§ WORK REQUIRED
Extract from the listing each line in which the word "this" appears.

Data extracted from a collection
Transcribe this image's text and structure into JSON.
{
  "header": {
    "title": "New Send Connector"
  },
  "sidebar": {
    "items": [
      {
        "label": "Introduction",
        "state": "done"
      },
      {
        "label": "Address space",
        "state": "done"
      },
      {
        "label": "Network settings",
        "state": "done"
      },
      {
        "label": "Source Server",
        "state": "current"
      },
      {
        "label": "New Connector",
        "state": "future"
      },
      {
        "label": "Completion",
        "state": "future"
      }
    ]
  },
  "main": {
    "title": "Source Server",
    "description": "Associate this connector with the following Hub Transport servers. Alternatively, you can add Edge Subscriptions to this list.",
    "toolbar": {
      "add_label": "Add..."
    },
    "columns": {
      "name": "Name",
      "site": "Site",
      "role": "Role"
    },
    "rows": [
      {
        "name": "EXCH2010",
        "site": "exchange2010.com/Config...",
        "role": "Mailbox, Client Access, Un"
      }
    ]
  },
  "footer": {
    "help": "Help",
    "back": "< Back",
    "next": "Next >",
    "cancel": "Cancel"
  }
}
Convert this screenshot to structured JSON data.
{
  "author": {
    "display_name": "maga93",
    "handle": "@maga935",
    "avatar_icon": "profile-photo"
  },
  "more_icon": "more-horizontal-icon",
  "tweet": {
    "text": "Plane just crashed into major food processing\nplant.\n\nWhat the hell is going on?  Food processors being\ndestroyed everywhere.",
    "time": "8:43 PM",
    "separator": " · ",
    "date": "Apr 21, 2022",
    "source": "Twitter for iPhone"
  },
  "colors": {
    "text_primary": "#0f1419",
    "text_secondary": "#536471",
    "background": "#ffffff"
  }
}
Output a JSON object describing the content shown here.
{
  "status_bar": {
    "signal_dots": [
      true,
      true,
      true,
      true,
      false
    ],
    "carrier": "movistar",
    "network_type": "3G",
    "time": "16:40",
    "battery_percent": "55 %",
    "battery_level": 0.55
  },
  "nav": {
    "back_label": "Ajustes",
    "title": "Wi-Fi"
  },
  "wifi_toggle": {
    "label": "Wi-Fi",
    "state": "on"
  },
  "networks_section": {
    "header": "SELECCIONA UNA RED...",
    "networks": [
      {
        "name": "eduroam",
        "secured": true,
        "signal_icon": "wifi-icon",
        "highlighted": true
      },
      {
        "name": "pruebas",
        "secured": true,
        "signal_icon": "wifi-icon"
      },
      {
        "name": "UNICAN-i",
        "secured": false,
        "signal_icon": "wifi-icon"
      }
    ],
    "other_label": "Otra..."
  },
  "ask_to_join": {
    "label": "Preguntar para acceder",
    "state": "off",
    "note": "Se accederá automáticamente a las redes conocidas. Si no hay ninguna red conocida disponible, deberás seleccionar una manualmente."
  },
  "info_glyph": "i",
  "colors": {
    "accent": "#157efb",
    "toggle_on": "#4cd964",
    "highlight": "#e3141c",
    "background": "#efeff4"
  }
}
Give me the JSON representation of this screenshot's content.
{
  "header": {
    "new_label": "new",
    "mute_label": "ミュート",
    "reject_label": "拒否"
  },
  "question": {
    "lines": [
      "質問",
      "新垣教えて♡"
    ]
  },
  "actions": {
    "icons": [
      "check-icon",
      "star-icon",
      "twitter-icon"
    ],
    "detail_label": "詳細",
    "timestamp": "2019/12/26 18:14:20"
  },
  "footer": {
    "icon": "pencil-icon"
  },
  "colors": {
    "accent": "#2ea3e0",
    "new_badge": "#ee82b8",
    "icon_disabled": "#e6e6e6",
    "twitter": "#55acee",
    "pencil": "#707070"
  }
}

§ EXPECTED OUTPUT
Transcribe this image's text and structure into JSON.
    "description": "Associate this connector with the following Hub Transport servers. Alternatively, you can add Edge Subscriptions to this list.",
Convert this screenshot to structured JSON data.
Give me the JSON representation of this screenshot's content.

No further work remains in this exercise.